**TASK DETAILS**.
In the entries that follow, how many lines contain the word "content"? Answer with the number only.

**Collection entries**.
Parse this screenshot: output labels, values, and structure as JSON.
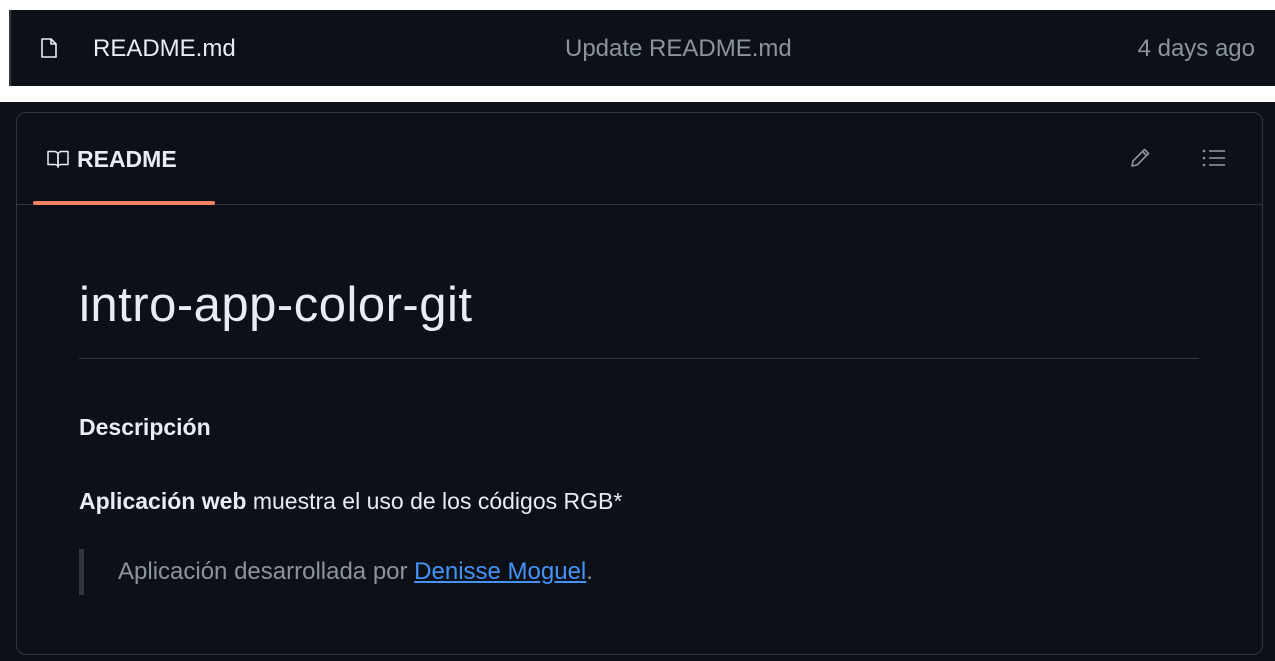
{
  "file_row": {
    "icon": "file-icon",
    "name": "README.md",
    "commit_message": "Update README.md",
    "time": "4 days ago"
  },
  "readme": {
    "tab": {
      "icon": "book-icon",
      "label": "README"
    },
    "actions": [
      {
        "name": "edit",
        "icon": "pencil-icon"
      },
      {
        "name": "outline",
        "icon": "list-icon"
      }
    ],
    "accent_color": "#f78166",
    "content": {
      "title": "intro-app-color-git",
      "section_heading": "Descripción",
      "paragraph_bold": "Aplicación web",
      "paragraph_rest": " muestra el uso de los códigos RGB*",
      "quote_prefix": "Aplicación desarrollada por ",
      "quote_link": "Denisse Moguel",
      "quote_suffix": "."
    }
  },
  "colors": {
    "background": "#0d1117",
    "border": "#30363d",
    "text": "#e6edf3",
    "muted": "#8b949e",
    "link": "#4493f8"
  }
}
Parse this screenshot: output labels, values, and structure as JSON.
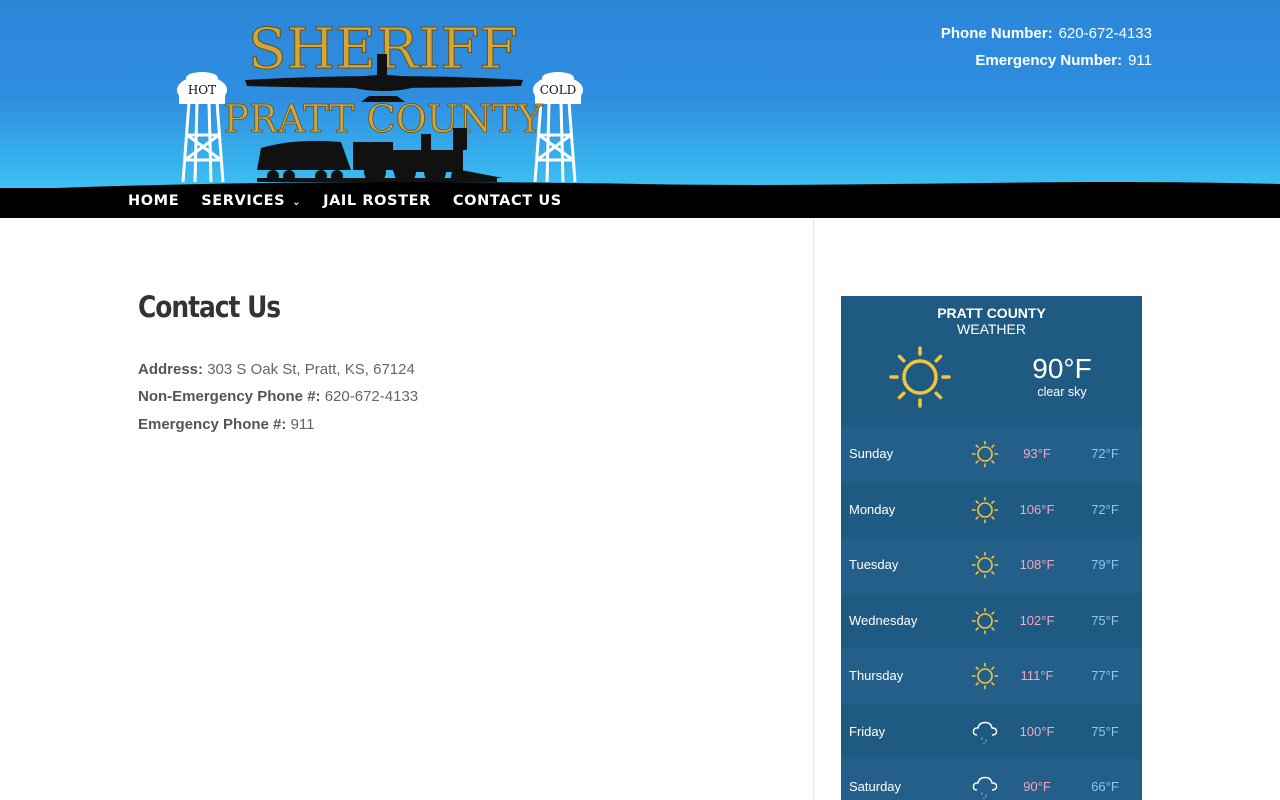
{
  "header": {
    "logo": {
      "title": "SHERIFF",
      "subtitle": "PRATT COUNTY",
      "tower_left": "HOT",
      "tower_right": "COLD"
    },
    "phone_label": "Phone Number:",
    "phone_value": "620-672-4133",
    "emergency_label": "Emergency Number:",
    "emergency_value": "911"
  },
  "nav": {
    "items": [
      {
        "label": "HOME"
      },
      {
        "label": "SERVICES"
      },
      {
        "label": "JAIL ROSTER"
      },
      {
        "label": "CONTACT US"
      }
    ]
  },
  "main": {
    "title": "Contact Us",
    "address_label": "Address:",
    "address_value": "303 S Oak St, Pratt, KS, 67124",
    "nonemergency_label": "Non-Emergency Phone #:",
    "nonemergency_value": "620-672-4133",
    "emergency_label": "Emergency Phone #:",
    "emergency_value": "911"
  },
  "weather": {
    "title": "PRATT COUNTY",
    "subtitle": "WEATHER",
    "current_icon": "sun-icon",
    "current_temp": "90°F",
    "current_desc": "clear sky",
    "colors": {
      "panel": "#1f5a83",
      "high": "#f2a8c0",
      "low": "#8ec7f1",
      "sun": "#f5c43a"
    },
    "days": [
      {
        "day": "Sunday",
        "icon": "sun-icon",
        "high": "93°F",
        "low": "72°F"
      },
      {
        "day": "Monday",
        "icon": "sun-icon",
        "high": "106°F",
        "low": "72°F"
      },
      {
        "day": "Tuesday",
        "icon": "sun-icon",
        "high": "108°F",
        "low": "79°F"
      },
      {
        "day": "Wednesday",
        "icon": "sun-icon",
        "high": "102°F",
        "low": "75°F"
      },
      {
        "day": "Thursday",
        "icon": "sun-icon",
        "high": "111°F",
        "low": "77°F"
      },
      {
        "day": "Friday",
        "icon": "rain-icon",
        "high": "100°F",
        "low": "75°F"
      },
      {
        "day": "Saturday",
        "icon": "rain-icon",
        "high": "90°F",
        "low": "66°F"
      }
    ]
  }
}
--
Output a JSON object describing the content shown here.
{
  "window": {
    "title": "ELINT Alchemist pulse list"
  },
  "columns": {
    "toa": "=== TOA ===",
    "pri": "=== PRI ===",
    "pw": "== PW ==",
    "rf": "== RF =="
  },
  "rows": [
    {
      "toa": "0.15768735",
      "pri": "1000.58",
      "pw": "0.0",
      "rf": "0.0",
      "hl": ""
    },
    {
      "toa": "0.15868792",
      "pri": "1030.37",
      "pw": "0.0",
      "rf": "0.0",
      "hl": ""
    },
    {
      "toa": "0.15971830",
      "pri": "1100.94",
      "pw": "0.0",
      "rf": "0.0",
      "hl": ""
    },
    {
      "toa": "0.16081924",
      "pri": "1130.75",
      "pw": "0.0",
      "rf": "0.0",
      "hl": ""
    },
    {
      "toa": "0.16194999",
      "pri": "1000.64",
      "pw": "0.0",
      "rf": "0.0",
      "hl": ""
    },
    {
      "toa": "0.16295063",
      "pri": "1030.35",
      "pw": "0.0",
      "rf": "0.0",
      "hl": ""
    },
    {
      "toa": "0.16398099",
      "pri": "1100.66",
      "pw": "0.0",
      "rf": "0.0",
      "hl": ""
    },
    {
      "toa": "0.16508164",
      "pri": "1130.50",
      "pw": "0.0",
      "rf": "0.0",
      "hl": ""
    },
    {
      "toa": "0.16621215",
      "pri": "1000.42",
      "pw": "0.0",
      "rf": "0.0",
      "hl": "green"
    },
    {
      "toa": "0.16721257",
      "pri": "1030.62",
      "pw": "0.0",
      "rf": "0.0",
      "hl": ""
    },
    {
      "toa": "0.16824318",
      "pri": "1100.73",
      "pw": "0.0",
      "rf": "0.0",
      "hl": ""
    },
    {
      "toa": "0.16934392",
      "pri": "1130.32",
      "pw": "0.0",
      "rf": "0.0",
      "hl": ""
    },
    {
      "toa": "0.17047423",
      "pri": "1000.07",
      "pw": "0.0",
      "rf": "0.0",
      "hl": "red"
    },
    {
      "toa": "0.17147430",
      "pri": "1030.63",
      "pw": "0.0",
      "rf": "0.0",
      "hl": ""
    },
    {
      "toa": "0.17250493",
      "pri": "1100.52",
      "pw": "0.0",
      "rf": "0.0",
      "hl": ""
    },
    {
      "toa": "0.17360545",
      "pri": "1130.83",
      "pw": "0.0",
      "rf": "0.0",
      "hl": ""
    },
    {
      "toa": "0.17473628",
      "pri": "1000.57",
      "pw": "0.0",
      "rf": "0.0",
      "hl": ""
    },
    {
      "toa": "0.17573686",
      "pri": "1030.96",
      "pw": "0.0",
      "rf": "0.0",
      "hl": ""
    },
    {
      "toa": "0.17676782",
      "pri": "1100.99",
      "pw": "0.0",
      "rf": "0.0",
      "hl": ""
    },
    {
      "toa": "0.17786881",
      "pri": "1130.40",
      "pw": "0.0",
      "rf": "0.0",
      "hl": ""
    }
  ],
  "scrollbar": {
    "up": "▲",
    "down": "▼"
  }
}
* * *
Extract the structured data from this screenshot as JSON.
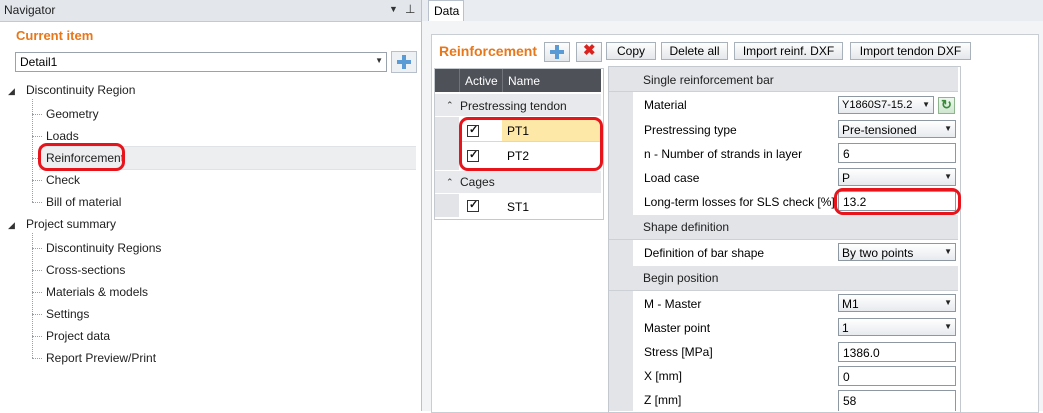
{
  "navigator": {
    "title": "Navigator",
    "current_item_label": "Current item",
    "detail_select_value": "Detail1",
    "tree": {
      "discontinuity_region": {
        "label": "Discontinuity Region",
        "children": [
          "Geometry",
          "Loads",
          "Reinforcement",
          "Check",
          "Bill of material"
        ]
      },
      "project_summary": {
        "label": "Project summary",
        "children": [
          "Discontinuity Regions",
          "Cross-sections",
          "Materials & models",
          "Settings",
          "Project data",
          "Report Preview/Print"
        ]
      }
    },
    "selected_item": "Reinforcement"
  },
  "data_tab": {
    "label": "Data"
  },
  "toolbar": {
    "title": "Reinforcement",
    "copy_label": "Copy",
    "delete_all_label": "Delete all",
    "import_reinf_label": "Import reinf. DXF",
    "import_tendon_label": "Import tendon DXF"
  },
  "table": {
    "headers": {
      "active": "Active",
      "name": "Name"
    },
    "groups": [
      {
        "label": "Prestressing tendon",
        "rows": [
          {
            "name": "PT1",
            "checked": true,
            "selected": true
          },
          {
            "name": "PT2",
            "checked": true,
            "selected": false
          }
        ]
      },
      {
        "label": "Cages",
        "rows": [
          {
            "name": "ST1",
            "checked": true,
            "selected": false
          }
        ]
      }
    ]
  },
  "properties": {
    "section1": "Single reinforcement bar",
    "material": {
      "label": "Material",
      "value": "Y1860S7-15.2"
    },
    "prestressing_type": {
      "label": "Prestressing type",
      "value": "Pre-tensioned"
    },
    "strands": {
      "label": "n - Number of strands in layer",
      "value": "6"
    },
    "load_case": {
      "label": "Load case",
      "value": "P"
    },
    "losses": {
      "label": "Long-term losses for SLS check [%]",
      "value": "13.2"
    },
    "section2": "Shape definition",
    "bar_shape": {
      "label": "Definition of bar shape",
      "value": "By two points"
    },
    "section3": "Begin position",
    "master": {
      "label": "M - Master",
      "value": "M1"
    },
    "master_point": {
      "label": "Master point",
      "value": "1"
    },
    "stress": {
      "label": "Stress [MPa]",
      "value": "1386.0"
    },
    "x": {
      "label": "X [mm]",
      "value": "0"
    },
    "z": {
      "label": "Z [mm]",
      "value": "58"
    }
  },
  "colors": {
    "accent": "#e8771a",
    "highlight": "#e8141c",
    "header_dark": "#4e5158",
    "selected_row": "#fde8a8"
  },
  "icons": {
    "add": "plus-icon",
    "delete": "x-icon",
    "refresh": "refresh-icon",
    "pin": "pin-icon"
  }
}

**TASK OUTPUT**.
2